_Dataset entries_.
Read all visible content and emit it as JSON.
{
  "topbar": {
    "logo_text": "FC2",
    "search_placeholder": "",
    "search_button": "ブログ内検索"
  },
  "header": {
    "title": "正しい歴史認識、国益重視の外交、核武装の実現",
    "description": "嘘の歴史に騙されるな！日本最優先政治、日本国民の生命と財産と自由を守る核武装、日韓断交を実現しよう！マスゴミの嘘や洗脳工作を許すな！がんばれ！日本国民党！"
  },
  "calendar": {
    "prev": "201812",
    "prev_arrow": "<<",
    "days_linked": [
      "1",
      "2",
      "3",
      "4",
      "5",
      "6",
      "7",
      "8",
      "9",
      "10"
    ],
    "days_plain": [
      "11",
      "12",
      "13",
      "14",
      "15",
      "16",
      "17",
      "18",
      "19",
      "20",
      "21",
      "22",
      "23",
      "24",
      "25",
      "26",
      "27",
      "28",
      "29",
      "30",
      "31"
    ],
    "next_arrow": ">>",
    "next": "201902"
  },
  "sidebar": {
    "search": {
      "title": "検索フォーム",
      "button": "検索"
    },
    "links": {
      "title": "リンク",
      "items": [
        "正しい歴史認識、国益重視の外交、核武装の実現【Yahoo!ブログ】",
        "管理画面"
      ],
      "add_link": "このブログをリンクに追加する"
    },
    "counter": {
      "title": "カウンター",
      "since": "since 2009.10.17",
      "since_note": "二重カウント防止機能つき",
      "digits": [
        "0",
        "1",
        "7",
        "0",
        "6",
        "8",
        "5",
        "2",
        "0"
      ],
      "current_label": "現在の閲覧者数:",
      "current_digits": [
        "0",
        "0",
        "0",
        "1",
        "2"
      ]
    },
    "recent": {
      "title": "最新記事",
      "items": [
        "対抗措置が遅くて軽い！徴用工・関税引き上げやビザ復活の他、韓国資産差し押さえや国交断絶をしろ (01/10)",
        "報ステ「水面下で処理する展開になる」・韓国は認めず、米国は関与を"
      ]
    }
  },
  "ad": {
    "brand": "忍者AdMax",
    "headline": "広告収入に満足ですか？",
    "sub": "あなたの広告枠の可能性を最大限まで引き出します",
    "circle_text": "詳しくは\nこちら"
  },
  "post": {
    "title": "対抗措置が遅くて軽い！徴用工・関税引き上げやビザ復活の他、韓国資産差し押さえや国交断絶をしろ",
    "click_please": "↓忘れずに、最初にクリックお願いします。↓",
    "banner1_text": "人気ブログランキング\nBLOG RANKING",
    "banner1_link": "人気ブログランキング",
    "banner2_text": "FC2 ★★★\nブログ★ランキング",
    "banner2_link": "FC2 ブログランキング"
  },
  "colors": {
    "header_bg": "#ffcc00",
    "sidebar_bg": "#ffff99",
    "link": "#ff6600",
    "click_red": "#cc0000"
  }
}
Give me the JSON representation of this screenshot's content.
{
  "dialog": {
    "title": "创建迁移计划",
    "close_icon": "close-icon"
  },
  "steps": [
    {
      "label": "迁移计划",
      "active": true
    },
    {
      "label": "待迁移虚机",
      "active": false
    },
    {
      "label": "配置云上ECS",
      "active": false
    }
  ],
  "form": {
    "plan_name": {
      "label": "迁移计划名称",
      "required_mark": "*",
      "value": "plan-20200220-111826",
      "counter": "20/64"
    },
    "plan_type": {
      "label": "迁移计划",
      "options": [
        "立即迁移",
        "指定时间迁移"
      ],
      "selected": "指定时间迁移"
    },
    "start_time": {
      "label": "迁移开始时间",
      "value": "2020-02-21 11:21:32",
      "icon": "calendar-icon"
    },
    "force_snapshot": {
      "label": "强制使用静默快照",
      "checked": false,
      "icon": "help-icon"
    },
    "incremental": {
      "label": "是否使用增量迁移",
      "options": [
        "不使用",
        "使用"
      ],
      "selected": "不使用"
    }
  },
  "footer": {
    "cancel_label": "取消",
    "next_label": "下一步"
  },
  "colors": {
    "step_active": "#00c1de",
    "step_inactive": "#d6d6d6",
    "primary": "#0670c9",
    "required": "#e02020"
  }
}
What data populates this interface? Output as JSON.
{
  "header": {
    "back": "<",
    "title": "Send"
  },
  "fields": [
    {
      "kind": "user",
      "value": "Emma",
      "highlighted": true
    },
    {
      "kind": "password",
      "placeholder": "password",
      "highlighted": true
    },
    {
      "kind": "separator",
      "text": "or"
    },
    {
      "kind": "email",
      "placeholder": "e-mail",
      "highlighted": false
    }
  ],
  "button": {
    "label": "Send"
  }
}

_Problem statement_.
Output only the lines from the one holding "What data populates" through the last line above, exactly as they appear.

_Problem solution_.
What data populates this interface? Output as JSON.
{
  "header": {
    "back": "<",
    "title": "Send"
  },
  "fields": [
    {
      "kind": "user",
      "value": "Emma",
      "highlighted": true
    },
    {
      "kind": "password",
      "placeholder": "password",
      "highlighted": true
    },
    {
      "kind": "separator",
      "text": "or"
    },
    {
      "kind": "email",
      "placeholder": "e-mail",
      "highlighted": false
    }
  ],
  "button": {
    "label": "Send"
  }
}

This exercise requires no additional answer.